• OBJECTIVE
Show every line in the entries below where the word "Tiempo" appears.

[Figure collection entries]
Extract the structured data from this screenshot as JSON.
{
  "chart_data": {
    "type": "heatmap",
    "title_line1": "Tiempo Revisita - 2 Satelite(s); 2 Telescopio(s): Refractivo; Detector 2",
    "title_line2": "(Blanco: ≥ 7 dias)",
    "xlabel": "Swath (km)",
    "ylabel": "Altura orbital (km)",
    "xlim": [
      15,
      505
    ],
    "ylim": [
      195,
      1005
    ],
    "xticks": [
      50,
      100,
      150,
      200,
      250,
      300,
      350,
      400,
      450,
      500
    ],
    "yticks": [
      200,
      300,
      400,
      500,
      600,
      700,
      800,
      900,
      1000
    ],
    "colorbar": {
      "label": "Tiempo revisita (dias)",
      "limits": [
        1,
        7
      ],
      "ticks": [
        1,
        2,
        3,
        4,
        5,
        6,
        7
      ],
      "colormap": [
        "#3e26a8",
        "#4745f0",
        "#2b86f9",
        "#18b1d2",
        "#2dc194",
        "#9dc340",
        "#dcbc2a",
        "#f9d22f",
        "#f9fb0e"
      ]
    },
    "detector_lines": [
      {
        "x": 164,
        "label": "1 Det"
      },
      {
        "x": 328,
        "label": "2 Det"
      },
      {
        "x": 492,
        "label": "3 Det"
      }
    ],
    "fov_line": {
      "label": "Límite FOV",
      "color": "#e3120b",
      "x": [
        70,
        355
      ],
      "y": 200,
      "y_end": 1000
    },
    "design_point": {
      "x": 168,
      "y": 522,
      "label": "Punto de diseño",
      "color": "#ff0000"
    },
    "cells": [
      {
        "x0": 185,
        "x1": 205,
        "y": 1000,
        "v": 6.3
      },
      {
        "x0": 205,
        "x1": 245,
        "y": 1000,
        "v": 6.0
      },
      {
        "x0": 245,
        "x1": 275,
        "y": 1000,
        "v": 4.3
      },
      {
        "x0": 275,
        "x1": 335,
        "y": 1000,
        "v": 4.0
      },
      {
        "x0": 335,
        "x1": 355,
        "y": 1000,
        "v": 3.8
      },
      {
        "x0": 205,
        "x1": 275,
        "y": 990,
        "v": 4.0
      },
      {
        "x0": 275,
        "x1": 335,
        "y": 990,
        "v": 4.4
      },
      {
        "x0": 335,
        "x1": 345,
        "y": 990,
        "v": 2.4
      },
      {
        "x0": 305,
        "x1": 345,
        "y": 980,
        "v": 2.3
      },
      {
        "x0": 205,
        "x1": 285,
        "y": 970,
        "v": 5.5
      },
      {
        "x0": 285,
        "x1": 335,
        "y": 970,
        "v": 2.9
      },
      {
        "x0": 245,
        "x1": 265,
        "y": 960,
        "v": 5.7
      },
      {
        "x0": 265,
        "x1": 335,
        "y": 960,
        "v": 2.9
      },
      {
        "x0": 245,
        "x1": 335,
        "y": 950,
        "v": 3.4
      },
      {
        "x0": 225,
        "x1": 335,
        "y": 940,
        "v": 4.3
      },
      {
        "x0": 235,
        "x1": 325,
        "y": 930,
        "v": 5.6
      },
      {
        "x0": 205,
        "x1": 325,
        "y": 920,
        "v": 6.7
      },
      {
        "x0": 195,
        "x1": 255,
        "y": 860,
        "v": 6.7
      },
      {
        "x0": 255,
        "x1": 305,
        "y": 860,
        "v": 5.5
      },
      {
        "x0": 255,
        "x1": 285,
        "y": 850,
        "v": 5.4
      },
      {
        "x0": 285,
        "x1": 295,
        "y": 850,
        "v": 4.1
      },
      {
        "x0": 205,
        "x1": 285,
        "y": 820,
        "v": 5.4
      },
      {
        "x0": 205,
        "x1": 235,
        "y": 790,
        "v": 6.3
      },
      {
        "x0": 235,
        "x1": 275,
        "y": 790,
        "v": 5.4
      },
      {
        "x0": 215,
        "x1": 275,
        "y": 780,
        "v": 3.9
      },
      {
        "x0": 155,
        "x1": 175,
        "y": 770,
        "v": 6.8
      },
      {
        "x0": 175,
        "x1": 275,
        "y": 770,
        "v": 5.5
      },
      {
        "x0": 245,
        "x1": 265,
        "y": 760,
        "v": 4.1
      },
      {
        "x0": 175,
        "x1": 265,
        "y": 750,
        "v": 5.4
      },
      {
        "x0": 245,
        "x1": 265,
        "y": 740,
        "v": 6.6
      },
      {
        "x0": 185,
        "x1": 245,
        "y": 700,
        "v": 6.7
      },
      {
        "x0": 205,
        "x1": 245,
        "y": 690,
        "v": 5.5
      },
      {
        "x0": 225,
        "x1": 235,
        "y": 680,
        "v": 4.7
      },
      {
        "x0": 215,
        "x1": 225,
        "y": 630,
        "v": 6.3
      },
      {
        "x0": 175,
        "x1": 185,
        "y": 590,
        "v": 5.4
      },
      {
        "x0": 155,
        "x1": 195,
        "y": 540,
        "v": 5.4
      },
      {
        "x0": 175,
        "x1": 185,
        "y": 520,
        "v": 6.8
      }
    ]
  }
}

• THE RESULT
    "title_line1": "Tiempo Revisita - 2 Satelite(s); 2 Telescopio(s): Refractivo; Detector 2",
      "label": "Tiempo revisita (dias)",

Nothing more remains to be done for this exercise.